### Informação fornecida
*****

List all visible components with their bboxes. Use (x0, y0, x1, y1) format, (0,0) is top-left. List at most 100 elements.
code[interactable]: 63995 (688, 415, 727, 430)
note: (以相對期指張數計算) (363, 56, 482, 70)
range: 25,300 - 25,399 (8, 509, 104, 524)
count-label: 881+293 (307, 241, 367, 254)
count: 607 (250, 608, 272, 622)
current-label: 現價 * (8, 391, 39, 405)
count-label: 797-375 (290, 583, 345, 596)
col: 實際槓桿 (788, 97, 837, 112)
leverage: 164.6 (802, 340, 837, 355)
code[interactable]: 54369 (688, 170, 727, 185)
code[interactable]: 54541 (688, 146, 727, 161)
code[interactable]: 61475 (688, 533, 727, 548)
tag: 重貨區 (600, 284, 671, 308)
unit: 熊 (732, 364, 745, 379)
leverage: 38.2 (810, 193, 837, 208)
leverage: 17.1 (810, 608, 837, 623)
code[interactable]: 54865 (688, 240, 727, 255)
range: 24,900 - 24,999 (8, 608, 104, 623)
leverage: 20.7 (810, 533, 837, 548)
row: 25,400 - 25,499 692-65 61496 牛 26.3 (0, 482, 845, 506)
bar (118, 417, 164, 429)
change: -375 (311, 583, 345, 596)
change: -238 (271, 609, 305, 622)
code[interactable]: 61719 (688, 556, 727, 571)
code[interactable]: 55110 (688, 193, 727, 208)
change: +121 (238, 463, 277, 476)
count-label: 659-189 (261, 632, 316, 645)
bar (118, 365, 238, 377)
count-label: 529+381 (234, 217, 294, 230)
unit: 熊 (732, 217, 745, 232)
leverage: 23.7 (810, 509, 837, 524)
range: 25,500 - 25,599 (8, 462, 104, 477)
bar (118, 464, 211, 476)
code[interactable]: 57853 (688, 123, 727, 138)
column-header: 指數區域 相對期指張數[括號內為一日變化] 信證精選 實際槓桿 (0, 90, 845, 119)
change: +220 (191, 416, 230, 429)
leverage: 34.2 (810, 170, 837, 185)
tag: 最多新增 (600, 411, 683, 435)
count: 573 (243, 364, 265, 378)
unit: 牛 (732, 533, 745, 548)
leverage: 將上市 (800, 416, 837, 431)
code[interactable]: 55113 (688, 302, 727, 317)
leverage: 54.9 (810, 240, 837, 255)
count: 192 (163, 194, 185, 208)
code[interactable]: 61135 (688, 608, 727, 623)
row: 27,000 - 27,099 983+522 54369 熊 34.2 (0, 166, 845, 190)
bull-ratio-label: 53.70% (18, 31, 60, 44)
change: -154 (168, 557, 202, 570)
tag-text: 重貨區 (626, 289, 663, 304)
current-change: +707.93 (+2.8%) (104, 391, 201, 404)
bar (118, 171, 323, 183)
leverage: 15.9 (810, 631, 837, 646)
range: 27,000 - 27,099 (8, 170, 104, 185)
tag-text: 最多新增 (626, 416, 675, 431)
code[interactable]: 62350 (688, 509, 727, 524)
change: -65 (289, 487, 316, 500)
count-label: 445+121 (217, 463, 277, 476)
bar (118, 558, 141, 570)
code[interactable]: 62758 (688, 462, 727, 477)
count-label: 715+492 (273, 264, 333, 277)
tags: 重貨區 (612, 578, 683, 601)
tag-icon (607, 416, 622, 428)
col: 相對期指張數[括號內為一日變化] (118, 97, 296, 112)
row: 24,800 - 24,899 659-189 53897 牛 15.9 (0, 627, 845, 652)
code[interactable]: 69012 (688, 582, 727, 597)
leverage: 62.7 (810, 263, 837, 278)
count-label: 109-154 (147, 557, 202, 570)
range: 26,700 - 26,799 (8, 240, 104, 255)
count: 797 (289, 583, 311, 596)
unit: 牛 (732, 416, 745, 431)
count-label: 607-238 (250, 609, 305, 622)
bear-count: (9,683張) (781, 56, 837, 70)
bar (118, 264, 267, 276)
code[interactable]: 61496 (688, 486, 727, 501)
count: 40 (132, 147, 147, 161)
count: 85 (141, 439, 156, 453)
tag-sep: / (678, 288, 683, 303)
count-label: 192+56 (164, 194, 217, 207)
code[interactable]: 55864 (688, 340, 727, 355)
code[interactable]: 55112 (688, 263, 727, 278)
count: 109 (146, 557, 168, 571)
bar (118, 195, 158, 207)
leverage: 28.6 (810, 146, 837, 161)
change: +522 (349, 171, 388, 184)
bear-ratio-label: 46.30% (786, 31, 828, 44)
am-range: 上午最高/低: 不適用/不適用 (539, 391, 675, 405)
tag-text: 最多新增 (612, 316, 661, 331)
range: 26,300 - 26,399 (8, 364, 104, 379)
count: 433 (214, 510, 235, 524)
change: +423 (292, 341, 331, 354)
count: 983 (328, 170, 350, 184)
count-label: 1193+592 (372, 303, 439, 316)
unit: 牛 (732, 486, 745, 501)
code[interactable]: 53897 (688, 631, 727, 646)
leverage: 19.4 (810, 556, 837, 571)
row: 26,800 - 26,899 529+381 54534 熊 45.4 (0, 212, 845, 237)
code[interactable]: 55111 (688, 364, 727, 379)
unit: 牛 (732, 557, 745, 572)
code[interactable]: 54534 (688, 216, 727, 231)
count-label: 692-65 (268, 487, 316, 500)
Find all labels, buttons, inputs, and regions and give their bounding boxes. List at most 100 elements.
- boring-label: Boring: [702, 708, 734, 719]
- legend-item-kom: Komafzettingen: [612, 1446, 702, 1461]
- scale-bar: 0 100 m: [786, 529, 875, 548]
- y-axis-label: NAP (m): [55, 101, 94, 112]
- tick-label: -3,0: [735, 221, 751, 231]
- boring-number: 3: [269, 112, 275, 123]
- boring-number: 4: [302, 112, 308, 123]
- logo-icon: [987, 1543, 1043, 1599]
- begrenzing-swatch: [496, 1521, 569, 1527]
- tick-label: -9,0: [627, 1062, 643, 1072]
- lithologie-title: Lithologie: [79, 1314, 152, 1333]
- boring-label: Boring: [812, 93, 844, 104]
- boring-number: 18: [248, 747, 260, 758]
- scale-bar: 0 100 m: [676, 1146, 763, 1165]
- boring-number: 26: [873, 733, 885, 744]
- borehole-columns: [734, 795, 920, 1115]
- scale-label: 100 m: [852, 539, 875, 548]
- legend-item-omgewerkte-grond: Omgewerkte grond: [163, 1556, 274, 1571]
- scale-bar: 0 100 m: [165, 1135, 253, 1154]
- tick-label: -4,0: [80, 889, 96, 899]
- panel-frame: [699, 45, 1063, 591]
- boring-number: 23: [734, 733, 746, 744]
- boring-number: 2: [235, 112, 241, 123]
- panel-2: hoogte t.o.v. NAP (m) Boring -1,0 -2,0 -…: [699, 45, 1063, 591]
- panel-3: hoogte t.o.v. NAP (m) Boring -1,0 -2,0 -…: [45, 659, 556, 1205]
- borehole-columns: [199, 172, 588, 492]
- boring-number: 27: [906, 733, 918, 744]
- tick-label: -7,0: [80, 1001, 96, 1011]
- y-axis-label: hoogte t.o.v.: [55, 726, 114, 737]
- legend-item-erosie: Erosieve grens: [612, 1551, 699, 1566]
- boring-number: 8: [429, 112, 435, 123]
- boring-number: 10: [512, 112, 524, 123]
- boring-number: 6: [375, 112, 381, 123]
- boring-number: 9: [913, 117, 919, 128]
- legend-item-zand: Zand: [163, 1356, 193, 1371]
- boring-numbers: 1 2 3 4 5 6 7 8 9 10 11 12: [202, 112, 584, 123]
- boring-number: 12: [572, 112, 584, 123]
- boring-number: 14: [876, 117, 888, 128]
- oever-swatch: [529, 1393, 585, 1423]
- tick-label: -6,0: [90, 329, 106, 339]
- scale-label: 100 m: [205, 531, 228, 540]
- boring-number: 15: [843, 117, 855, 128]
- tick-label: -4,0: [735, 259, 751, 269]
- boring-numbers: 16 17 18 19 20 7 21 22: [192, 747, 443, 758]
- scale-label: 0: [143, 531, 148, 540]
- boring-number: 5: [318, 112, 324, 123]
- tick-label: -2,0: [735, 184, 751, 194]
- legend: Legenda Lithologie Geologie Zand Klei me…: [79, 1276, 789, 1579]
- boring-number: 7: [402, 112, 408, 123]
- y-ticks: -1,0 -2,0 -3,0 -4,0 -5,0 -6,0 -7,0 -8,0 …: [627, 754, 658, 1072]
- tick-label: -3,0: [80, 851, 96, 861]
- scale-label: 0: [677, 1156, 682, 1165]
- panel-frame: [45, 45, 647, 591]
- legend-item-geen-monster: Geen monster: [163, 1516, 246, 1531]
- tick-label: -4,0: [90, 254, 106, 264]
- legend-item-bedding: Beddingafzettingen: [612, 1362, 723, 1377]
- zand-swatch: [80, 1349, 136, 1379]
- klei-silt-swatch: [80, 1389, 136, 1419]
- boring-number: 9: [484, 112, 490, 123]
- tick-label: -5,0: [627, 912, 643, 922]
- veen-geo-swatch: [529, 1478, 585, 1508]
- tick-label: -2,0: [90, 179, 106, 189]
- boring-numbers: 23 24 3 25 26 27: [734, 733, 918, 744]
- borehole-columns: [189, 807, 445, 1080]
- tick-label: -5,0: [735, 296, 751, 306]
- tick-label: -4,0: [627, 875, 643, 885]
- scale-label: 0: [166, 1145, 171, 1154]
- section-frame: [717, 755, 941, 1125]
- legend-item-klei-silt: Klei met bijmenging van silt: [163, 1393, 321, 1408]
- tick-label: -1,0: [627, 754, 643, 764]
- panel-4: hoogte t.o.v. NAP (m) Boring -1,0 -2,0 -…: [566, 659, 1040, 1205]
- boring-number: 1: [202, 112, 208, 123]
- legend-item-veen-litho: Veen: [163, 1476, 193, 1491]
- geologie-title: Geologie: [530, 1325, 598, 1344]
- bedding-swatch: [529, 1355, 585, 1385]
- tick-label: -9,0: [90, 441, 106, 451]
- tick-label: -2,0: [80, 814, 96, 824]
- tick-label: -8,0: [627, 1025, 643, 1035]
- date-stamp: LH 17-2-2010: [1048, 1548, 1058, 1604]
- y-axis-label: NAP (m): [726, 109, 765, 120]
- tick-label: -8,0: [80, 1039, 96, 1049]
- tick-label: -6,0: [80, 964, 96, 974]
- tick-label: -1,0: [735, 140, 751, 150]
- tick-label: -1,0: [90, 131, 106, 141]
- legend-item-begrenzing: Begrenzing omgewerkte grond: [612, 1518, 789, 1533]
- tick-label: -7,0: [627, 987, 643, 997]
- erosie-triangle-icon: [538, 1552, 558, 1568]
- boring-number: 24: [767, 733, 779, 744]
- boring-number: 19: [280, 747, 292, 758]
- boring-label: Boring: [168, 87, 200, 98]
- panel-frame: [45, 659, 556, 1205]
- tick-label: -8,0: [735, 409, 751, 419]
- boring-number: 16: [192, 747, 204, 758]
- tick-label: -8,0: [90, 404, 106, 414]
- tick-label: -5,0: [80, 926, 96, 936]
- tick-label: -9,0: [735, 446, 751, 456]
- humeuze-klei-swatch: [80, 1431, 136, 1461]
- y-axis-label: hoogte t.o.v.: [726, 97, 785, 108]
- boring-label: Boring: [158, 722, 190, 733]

*****

### Pedido dado
Pode extrair, sem qualquer alteração, tudo desde o início das linhas até à linha que contém "change: -154 (168, 557, 202, 570)", incluindo esta?

### Resposta final
List all visible components with their bboxes. Use (x0, y0, x1, y1) format, (0,0) is top-left. List at most 100 elements.
code[interactable]: 63995 (688, 415, 727, 430)
note: (以相對期指張數計算) (363, 56, 482, 70)
range: 25,300 - 25,399 (8, 509, 104, 524)
count-label: 881+293 (307, 241, 367, 254)
count: 607 (250, 608, 272, 622)
current-label: 現價 * (8, 391, 39, 405)
count-label: 797-375 (290, 583, 345, 596)
col: 實際槓桿 (788, 97, 837, 112)
leverage: 164.6 (802, 340, 837, 355)
code[interactable]: 54369 (688, 170, 727, 185)
code[interactable]: 54541 (688, 146, 727, 161)
code[interactable]: 61475 (688, 533, 727, 548)
tag: 重貨區 (600, 284, 671, 308)
unit: 熊 (732, 364, 745, 379)
leverage: 38.2 (810, 193, 837, 208)
leverage: 17.1 (810, 608, 837, 623)
code[interactable]: 54865 (688, 240, 727, 255)
range: 24,900 - 24,999 (8, 608, 104, 623)
leverage: 20.7 (810, 533, 837, 548)
row: 25,400 - 25,499 692-65 61496 牛 26.3 (0, 482, 845, 506)
bar (118, 417, 164, 429)
change: -375 (311, 583, 345, 596)
change: -238 (271, 609, 305, 622)
code[interactable]: 61719 (688, 556, 727, 571)
code[interactable]: 55110 (688, 193, 727, 208)
change: +121 (238, 463, 277, 476)
count-label: 659-189 (261, 632, 316, 645)
bar (118, 365, 238, 377)
count-label: 529+381 (234, 217, 294, 230)
unit: 熊 (732, 217, 745, 232)
leverage: 23.7 (810, 509, 837, 524)
range: 25,500 - 25,599 (8, 462, 104, 477)
bar (118, 464, 211, 476)
code[interactable]: 57853 (688, 123, 727, 138)
column-header: 指數區域 相對期指張數[括號內為一日變化] 信證精選 實際槓桿 (0, 90, 845, 119)
change: +220 (191, 416, 230, 429)
leverage: 34.2 (810, 170, 837, 185)
tag: 最多新增 (600, 411, 683, 435)
count: 573 (243, 364, 265, 378)
unit: 牛 (732, 533, 745, 548)
leverage: 將上市 (800, 416, 837, 431)
code[interactable]: 55113 (688, 302, 727, 317)
leverage: 54.9 (810, 240, 837, 255)
count: 192 (163, 194, 185, 208)
code[interactable]: 61135 (688, 608, 727, 623)
row: 27,000 - 27,099 983+522 54369 熊 34.2 (0, 166, 845, 190)
bull-ratio-label: 53.70% (18, 31, 60, 44)
change: -154 (168, 557, 202, 570)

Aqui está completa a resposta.